─── Material for the task

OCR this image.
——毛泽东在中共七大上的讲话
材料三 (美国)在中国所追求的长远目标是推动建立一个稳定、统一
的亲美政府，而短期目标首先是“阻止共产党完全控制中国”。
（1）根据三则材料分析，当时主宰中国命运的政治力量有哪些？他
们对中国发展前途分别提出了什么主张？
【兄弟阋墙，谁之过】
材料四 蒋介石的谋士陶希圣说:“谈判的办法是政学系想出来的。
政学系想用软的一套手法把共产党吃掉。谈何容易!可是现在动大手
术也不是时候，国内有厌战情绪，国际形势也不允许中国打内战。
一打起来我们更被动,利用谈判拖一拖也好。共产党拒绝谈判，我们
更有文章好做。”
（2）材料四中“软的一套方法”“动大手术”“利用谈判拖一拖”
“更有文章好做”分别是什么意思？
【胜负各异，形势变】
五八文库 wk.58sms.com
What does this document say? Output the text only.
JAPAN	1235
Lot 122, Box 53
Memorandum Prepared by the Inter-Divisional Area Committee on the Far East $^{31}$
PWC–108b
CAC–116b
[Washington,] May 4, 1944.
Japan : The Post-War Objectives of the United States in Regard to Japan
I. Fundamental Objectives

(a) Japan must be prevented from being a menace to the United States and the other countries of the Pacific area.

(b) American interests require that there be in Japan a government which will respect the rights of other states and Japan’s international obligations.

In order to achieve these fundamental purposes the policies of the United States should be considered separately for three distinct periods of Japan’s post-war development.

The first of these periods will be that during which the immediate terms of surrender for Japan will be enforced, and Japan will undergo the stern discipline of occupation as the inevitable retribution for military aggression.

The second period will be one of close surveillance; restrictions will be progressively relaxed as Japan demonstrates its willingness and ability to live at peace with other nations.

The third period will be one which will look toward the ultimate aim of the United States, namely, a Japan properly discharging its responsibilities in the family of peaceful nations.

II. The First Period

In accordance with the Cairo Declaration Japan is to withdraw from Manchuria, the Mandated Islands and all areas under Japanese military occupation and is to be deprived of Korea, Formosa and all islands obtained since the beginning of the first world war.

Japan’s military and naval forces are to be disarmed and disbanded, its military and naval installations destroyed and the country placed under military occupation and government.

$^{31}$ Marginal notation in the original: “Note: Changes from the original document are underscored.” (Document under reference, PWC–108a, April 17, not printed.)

──────

■ Work to be completed: List all lines where "United" occurs.

■ Task output:
Japan : The Post-War Objectives of the United States in Regard to Japan
(a) Japan must be prevented from being a menace to the United States and the other countries of the Pacific area.
In order to achieve these fundamental purposes the policies of the United States should be considered separately for three distinct periods of Japan’s post-war development.
The third period will be one which will look toward the ultimate aim of the United States, namely, a Japan properly discharging its responsibilities in the family of peaceful nations.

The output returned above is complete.